BEGIN Provided records

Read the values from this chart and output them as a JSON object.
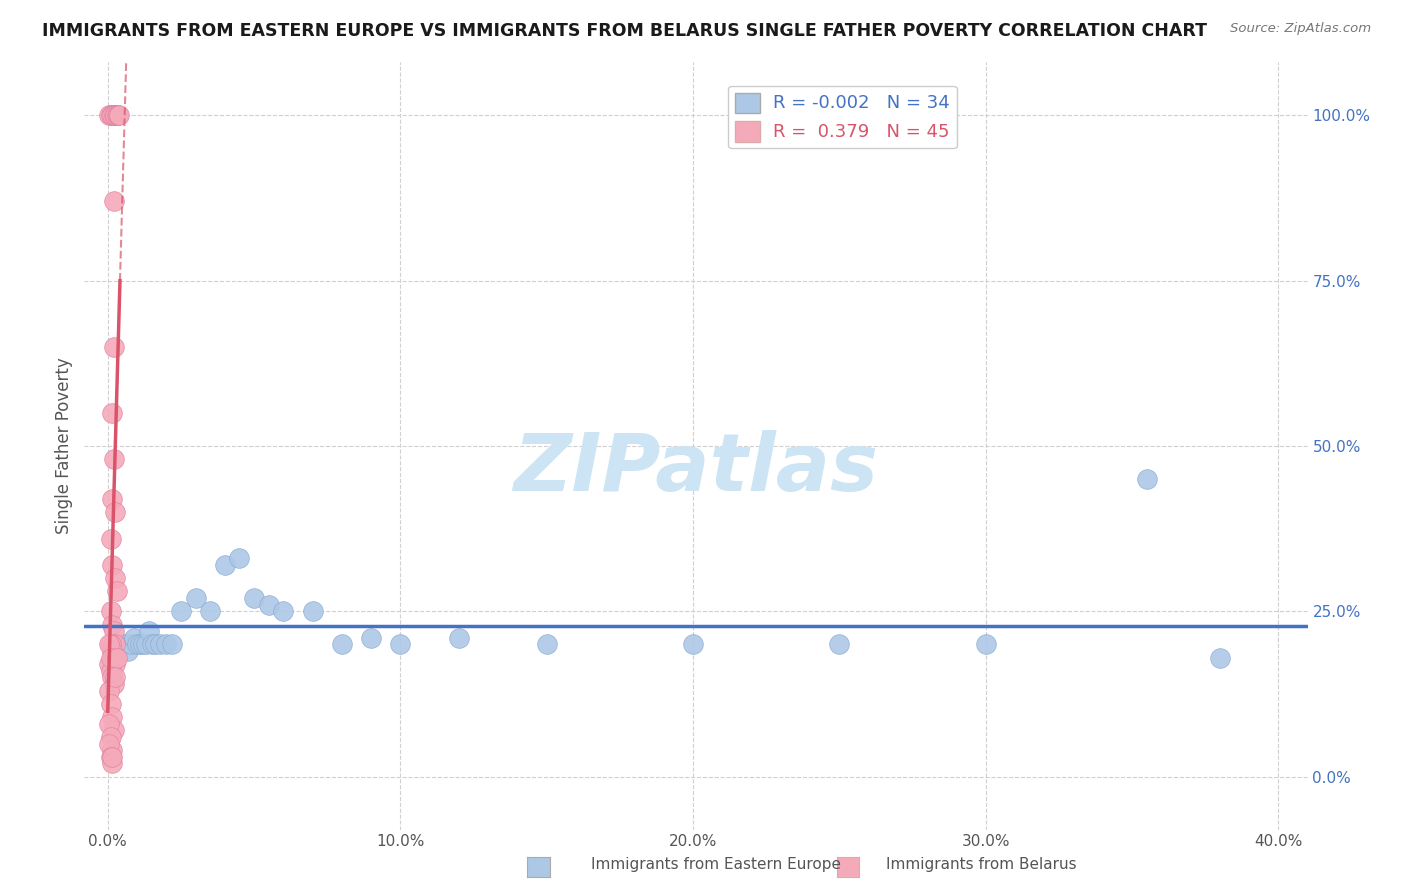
{
  "title": "IMMIGRANTS FROM EASTERN EUROPE VS IMMIGRANTS FROM BELARUS SINGLE FATHER POVERTY CORRELATION CHART",
  "source": "Source: ZipAtlas.com",
  "ylabel": "Single Father Poverty",
  "x_tick_vals": [
    0.0,
    10.0,
    20.0,
    30.0,
    40.0
  ],
  "y_tick_vals": [
    0.0,
    25.0,
    50.0,
    75.0,
    100.0
  ],
  "y_tick_labels_right": [
    "0.0%",
    "25.0%",
    "50.0%",
    "75.0%",
    "100.0%"
  ],
  "blue_R": "-0.002",
  "blue_N": "34",
  "pink_R": "0.379",
  "pink_N": "45",
  "blue_color": "#adc8e6",
  "pink_color": "#f5aaba",
  "blue_line_color": "#4472c4",
  "pink_line_color": "#d9546a",
  "blue_scatter": [
    [
      0.5,
      20.0
    ],
    [
      0.6,
      20.0
    ],
    [
      0.7,
      19.0
    ],
    [
      0.8,
      20.0
    ],
    [
      0.9,
      21.0
    ],
    [
      1.0,
      20.0
    ],
    [
      1.1,
      20.0
    ],
    [
      1.2,
      20.0
    ],
    [
      1.3,
      20.0
    ],
    [
      1.4,
      22.0
    ],
    [
      1.5,
      20.0
    ],
    [
      1.6,
      20.0
    ],
    [
      1.8,
      20.0
    ],
    [
      2.0,
      20.0
    ],
    [
      2.2,
      20.0
    ],
    [
      2.5,
      25.0
    ],
    [
      3.0,
      27.0
    ],
    [
      3.5,
      25.0
    ],
    [
      4.0,
      32.0
    ],
    [
      4.5,
      33.0
    ],
    [
      5.0,
      27.0
    ],
    [
      5.5,
      26.0
    ],
    [
      6.0,
      25.0
    ],
    [
      7.0,
      25.0
    ],
    [
      8.0,
      20.0
    ],
    [
      9.0,
      21.0
    ],
    [
      10.0,
      20.0
    ],
    [
      12.0,
      21.0
    ],
    [
      15.0,
      20.0
    ],
    [
      20.0,
      20.0
    ],
    [
      25.0,
      20.0
    ],
    [
      30.0,
      20.0
    ],
    [
      35.5,
      45.0
    ],
    [
      38.0,
      18.0
    ]
  ],
  "pink_scatter": [
    [
      0.05,
      100.0
    ],
    [
      0.1,
      100.0
    ],
    [
      0.15,
      100.0
    ],
    [
      0.2,
      100.0
    ],
    [
      0.25,
      100.0
    ],
    [
      0.3,
      100.0
    ],
    [
      0.35,
      100.0
    ],
    [
      0.4,
      100.0
    ],
    [
      0.2,
      87.0
    ],
    [
      0.2,
      65.0
    ],
    [
      0.15,
      55.0
    ],
    [
      0.2,
      48.0
    ],
    [
      0.15,
      42.0
    ],
    [
      0.25,
      40.0
    ],
    [
      0.1,
      36.0
    ],
    [
      0.15,
      32.0
    ],
    [
      0.25,
      30.0
    ],
    [
      0.3,
      28.0
    ],
    [
      0.1,
      25.0
    ],
    [
      0.15,
      23.0
    ],
    [
      0.2,
      22.0
    ],
    [
      0.25,
      20.0
    ],
    [
      0.1,
      20.0
    ],
    [
      0.15,
      19.0
    ],
    [
      0.2,
      18.0
    ],
    [
      0.25,
      17.0
    ],
    [
      0.05,
      17.0
    ],
    [
      0.1,
      16.0
    ],
    [
      0.15,
      15.0
    ],
    [
      0.2,
      14.0
    ],
    [
      0.05,
      13.0
    ],
    [
      0.1,
      11.0
    ],
    [
      0.15,
      9.0
    ],
    [
      0.2,
      7.0
    ],
    [
      0.05,
      8.0
    ],
    [
      0.1,
      6.0
    ],
    [
      0.15,
      4.0
    ],
    [
      0.05,
      5.0
    ],
    [
      0.1,
      3.0
    ],
    [
      0.15,
      2.0
    ],
    [
      0.05,
      20.0
    ],
    [
      0.1,
      18.0
    ],
    [
      0.15,
      3.0
    ],
    [
      0.3,
      18.0
    ],
    [
      0.25,
      15.0
    ]
  ],
  "watermark": "ZIPatlas",
  "watermark_color": "#cde4f5",
  "background_color": "#ffffff",
  "grid_color": "#d0d0d0",
  "legend_label_blue": "Immigrants from Eastern Europe",
  "legend_label_pink": "Immigrants from Belarus"
}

END Provided records

Every record must be copied exactly, with images dropped from the result.

Read the values from this chart and output them as a JSON object.
{
  "title": "IMMIGRANTS FROM EASTERN EUROPE VS IMMIGRANTS FROM BELARUS SINGLE FATHER POVERTY CORRELATION CHART",
  "source": "Source: ZipAtlas.com",
  "ylabel": "Single Father Poverty",
  "x_tick_vals": [
    0.0,
    10.0,
    20.0,
    30.0,
    40.0
  ],
  "y_tick_vals": [
    0.0,
    25.0,
    50.0,
    75.0,
    100.0
  ],
  "y_tick_labels_right": [
    "0.0%",
    "25.0%",
    "50.0%",
    "75.0%",
    "100.0%"
  ],
  "blue_R": "-0.002",
  "blue_N": "34",
  "pink_R": "0.379",
  "pink_N": "45",
  "blue_color": "#adc8e6",
  "pink_color": "#f5aaba",
  "blue_line_color": "#4472c4",
  "pink_line_color": "#d9546a",
  "blue_scatter": [
    [
      0.5,
      20.0
    ],
    [
      0.6,
      20.0
    ],
    [
      0.7,
      19.0
    ],
    [
      0.8,
      20.0
    ],
    [
      0.9,
      21.0
    ],
    [
      1.0,
      20.0
    ],
    [
      1.1,
      20.0
    ],
    [
      1.2,
      20.0
    ],
    [
      1.3,
      20.0
    ],
    [
      1.4,
      22.0
    ],
    [
      1.5,
      20.0
    ],
    [
      1.6,
      20.0
    ],
    [
      1.8,
      20.0
    ],
    [
      2.0,
      20.0
    ],
    [
      2.2,
      20.0
    ],
    [
      2.5,
      25.0
    ],
    [
      3.0,
      27.0
    ],
    [
      3.5,
      25.0
    ],
    [
      4.0,
      32.0
    ],
    [
      4.5,
      33.0
    ],
    [
      5.0,
      27.0
    ],
    [
      5.5,
      26.0
    ],
    [
      6.0,
      25.0
    ],
    [
      7.0,
      25.0
    ],
    [
      8.0,
      20.0
    ],
    [
      9.0,
      21.0
    ],
    [
      10.0,
      20.0
    ],
    [
      12.0,
      21.0
    ],
    [
      15.0,
      20.0
    ],
    [
      20.0,
      20.0
    ],
    [
      25.0,
      20.0
    ],
    [
      30.0,
      20.0
    ],
    [
      35.5,
      45.0
    ],
    [
      38.0,
      18.0
    ]
  ],
  "pink_scatter": [
    [
      0.05,
      100.0
    ],
    [
      0.1,
      100.0
    ],
    [
      0.15,
      100.0
    ],
    [
      0.2,
      100.0
    ],
    [
      0.25,
      100.0
    ],
    [
      0.3,
      100.0
    ],
    [
      0.35,
      100.0
    ],
    [
      0.4,
      100.0
    ],
    [
      0.2,
      87.0
    ],
    [
      0.2,
      65.0
    ],
    [
      0.15,
      55.0
    ],
    [
      0.2,
      48.0
    ],
    [
      0.15,
      42.0
    ],
    [
      0.25,
      40.0
    ],
    [
      0.1,
      36.0
    ],
    [
      0.15,
      32.0
    ],
    [
      0.25,
      30.0
    ],
    [
      0.3,
      28.0
    ],
    [
      0.1,
      25.0
    ],
    [
      0.15,
      23.0
    ],
    [
      0.2,
      22.0
    ],
    [
      0.25,
      20.0
    ],
    [
      0.1,
      20.0
    ],
    [
      0.15,
      19.0
    ],
    [
      0.2,
      18.0
    ],
    [
      0.25,
      17.0
    ],
    [
      0.05,
      17.0
    ],
    [
      0.1,
      16.0
    ],
    [
      0.15,
      15.0
    ],
    [
      0.2,
      14.0
    ],
    [
      0.05,
      13.0
    ],
    [
      0.1,
      11.0
    ],
    [
      0.15,
      9.0
    ],
    [
      0.2,
      7.0
    ],
    [
      0.05,
      8.0
    ],
    [
      0.1,
      6.0
    ],
    [
      0.15,
      4.0
    ],
    [
      0.05,
      5.0
    ],
    [
      0.1,
      3.0
    ],
    [
      0.15,
      2.0
    ],
    [
      0.05,
      20.0
    ],
    [
      0.1,
      18.0
    ],
    [
      0.15,
      3.0
    ],
    [
      0.3,
      18.0
    ],
    [
      0.25,
      15.0
    ]
  ],
  "watermark": "ZIPatlas",
  "watermark_color": "#cde4f5",
  "background_color": "#ffffff",
  "grid_color": "#d0d0d0",
  "legend_label_blue": "Immigrants from Eastern Europe",
  "legend_label_pink": "Immigrants from Belarus"
}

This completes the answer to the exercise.